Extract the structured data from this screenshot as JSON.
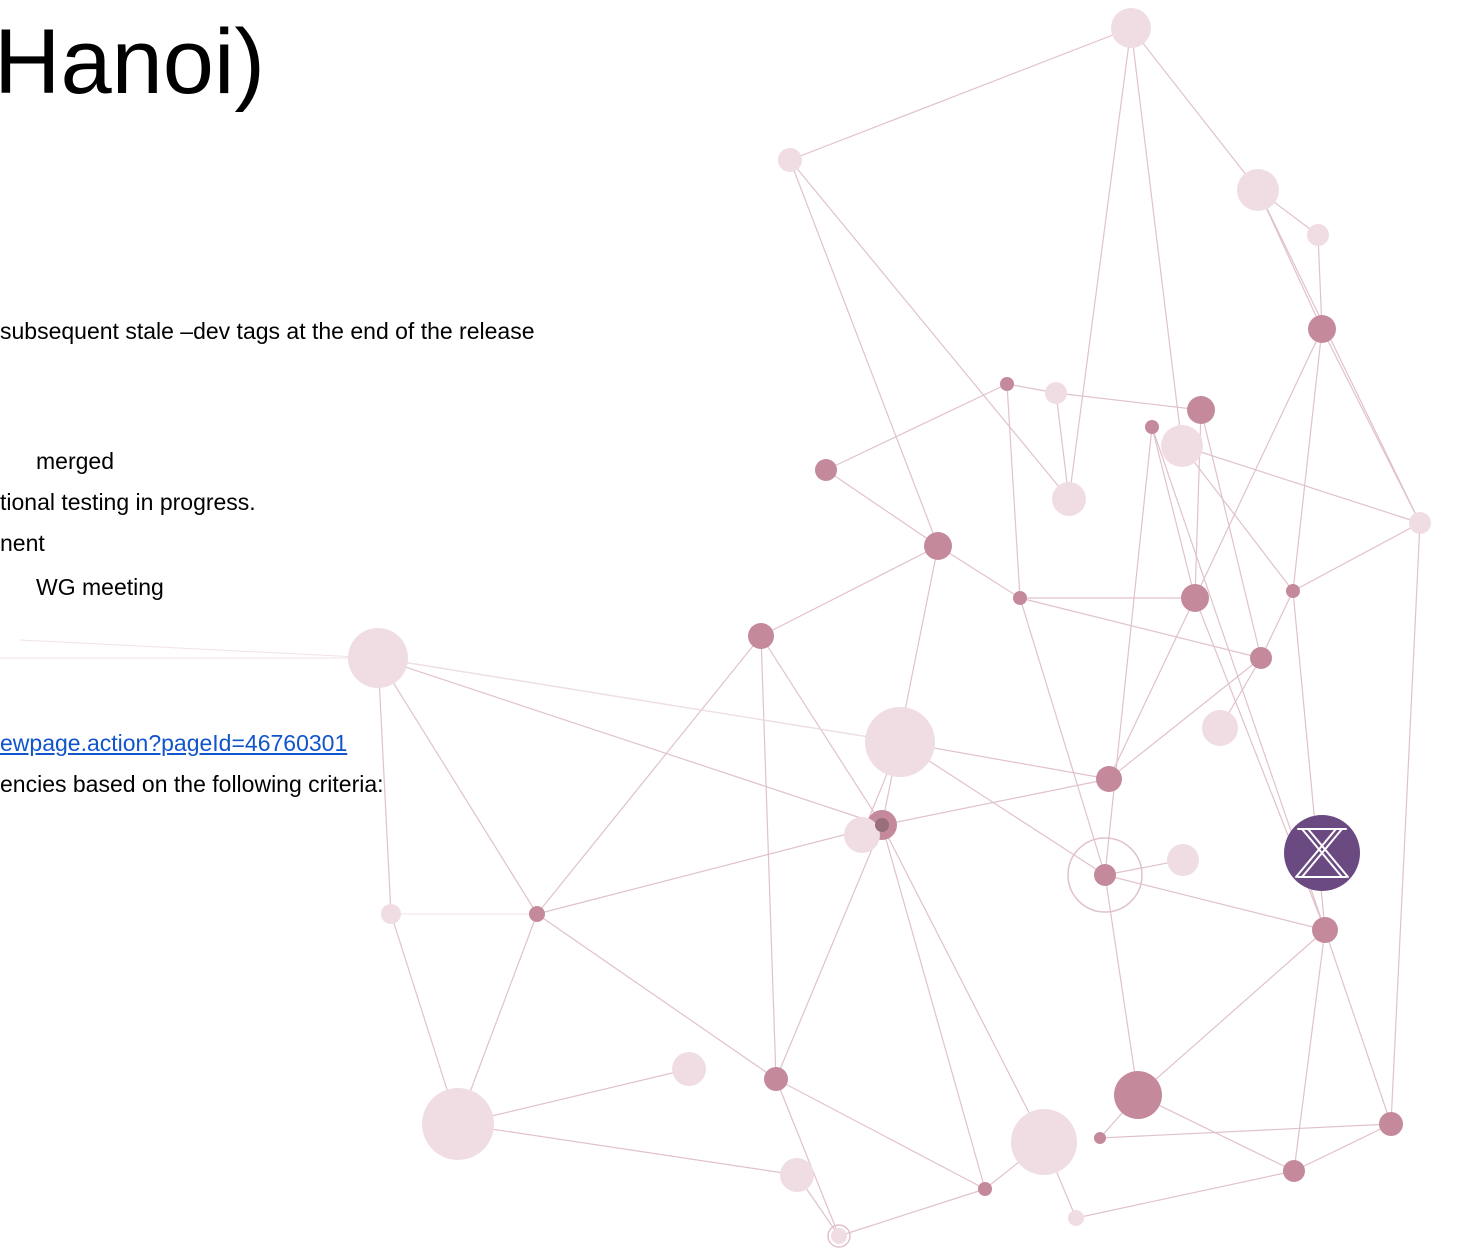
{
  "slide": {
    "title": "Hanoi)",
    "lines": [
      "subsequent stale –dev tags at the end of the release",
      "merged",
      "tional testing in progress.",
      "nent",
      "WG meeting"
    ],
    "link_text": "ewpage.action?pageId=46760301",
    "criteria_text": "encies based on the following criteria:"
  },
  "colors": {
    "node_dark": "#c48a9b",
    "node_light": "#efdde3",
    "edge": "#e0c2cc",
    "logo": "#6b4a82",
    "link": "#1155cc"
  },
  "logo": {
    "icon": "x-logo-icon"
  }
}
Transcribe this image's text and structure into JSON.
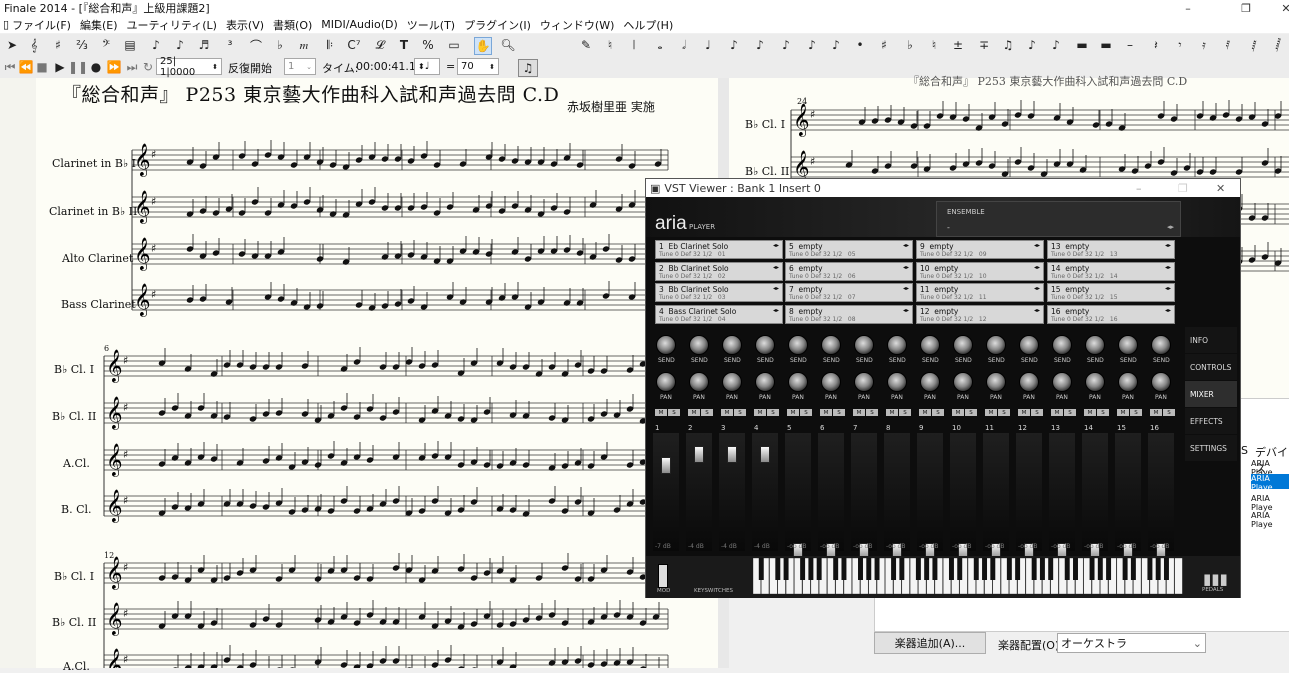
{
  "window": {
    "title": "Finale 2014 - [『総合和声』上級用課題2]",
    "min": "–",
    "max": "❐",
    "close": "✕"
  },
  "menu": [
    "ファイル(F)",
    "編集(E)",
    "ユーティリティ(L)",
    "表示(V)",
    "書類(O)",
    "MIDI/Audio(D)",
    "ツール(T)",
    "プラグイン(I)",
    "ウィンドウ(W)",
    "ヘルプ(H)"
  ],
  "playback": {
    "measure": "25| 1|0000",
    "repeat_label": "反復開始",
    "repeat_value": "1",
    "time_label": "タイム:",
    "time_value": "00:00:41.143",
    "tempo_eq": "=",
    "tempo": "70"
  },
  "score": {
    "title": "『総合和声』 P253 東京藝大作曲科入試和声過去問 C.D",
    "author": "赤坂樹里亜 実施",
    "right_title": "『総合和声』 P253 東京藝大作曲科入試和声過去問 C.D",
    "sys1_labels": [
      "Clarinet in B♭ I",
      "Clarinet in B♭ II",
      "Alto Clarinet",
      "Bass Clarinet"
    ],
    "sys2_labels": [
      "B♭ Cl. I",
      "B♭ Cl. II",
      "A.Cl.",
      "B. Cl."
    ],
    "sys3_labels": [
      "B♭ Cl. I",
      "B♭ Cl. II",
      "A.Cl."
    ],
    "right_labels": [
      "B♭ Cl. I",
      "B♭ Cl. II"
    ],
    "m6": "6",
    "m12": "12",
    "m24": "24"
  },
  "vst": {
    "title": "VST Viewer : Bank 1 Insert 0",
    "logo": "aria",
    "logo_sub": "PLAYER",
    "ensemble_label": "ENSEMBLE",
    "ensemble_value": "-",
    "slots": [
      {
        "n": "1",
        "name": "Eb Clarinet Solo",
        "ch": "01"
      },
      {
        "n": "2",
        "name": "Bb Clarinet Solo",
        "ch": "02"
      },
      {
        "n": "3",
        "name": "Bb Clarinet Solo",
        "ch": "03"
      },
      {
        "n": "4",
        "name": "Bass Clarinet Solo",
        "ch": "04"
      },
      {
        "n": "5",
        "name": "empty",
        "ch": "05"
      },
      {
        "n": "6",
        "name": "empty",
        "ch": "06"
      },
      {
        "n": "7",
        "name": "empty",
        "ch": "07"
      },
      {
        "n": "8",
        "name": "empty",
        "ch": "08"
      },
      {
        "n": "9",
        "name": "empty",
        "ch": "09"
      },
      {
        "n": "10",
        "name": "empty",
        "ch": "10"
      },
      {
        "n": "11",
        "name": "empty",
        "ch": "11"
      },
      {
        "n": "12",
        "name": "empty",
        "ch": "12"
      },
      {
        "n": "13",
        "name": "empty",
        "ch": "13"
      },
      {
        "n": "14",
        "name": "empty",
        "ch": "14"
      },
      {
        "n": "15",
        "name": "empty",
        "ch": "15"
      },
      {
        "n": "16",
        "name": "empty",
        "ch": "16"
      }
    ],
    "slot_sub": "Tune   0  Def   32  1/2",
    "send": "SEND",
    "pan": "PAN",
    "mute": "M",
    "solo": "S",
    "db_values": [
      "-7 dB",
      "-4 dB",
      "-4 dB",
      "-4 dB",
      "-oo dB",
      "-oo dB",
      "-oo dB",
      "-oo dB",
      "-oo dB",
      "-oo dB",
      "-oo dB",
      "-oo dB",
      "-oo dB",
      "-oo dB",
      "-oo dB",
      "-oo dB"
    ],
    "fader_levels": [
      0.78,
      0.88,
      0.88,
      0.88,
      0,
      0,
      0,
      0,
      0,
      0,
      0,
      0,
      0,
      0,
      0,
      0
    ],
    "tabs": [
      "INFO",
      "CONTROLS",
      "MIXER",
      "EFFECTS",
      "SETTINGS"
    ],
    "active_tab": "MIXER",
    "mod": "MOD",
    "keyswitches": "KEYSWITCHES",
    "pedals": "PEDALS"
  },
  "dialog": {
    "col_s": "S",
    "col_device": "デバイス",
    "devices": [
      "ARIA Playe",
      "ARIA Playe",
      "ARIA Playe",
      "ARIA Playe"
    ],
    "add_button": "楽器追加(A)...",
    "layout_label": "楽器配置(O)",
    "layout_value": "オーケストラ"
  }
}
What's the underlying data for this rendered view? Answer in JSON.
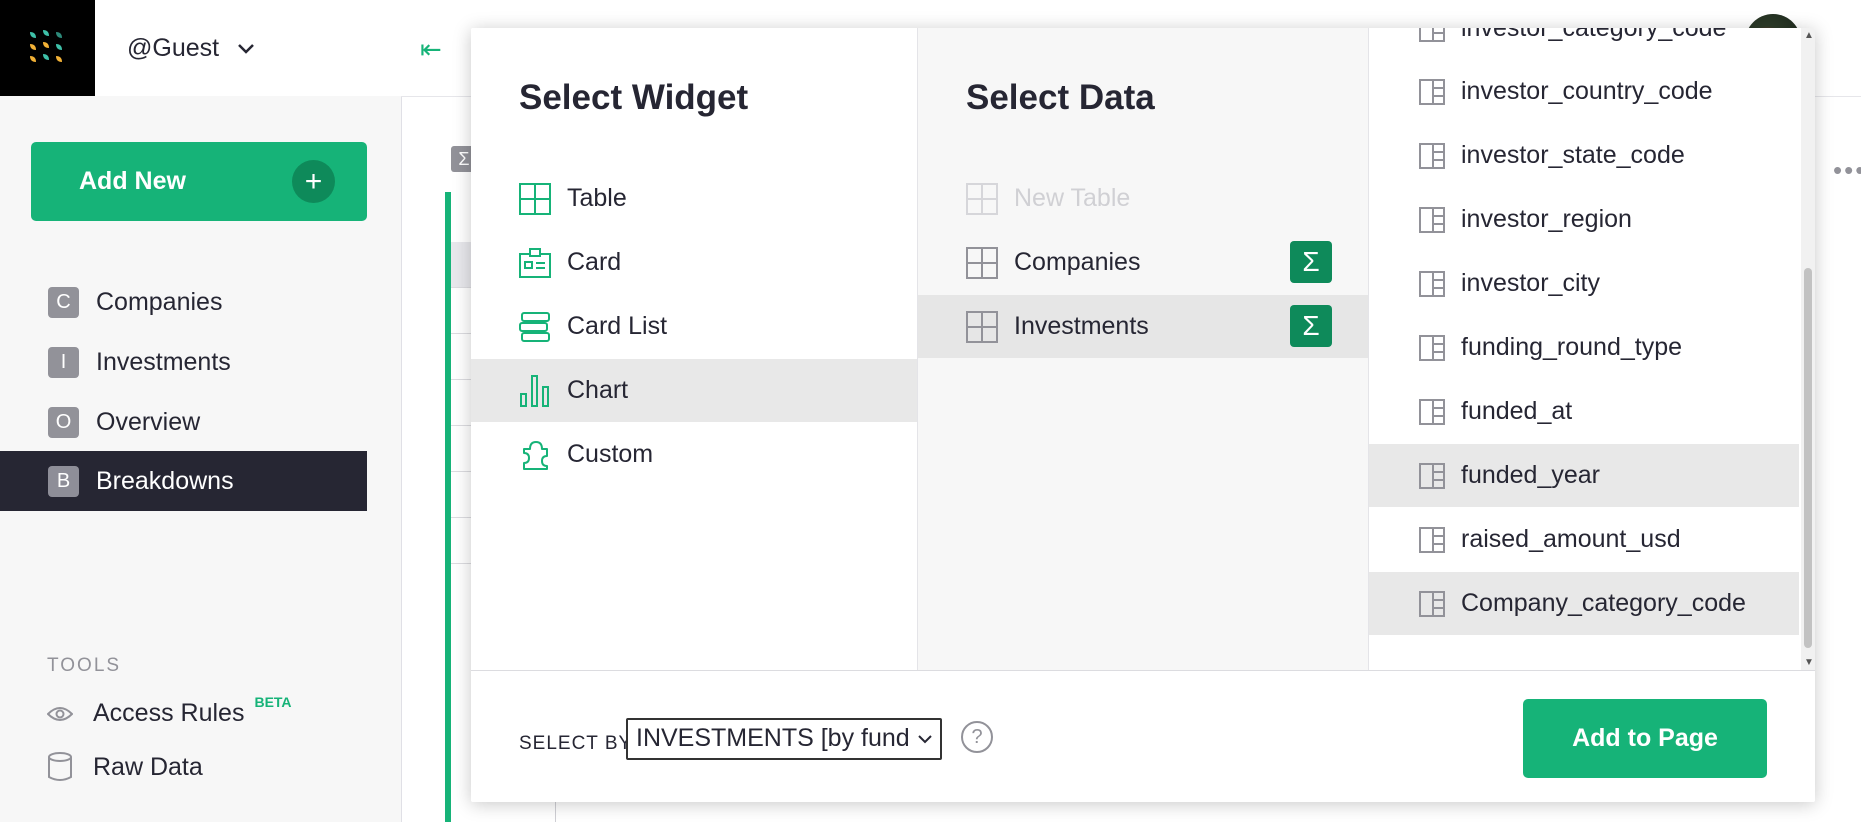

#####

### Written exercise
Gather each line from the listing above that holds "Bass".

### Task output
      "Bass Clarinet"
        "name": "Bass Clarinet Solo",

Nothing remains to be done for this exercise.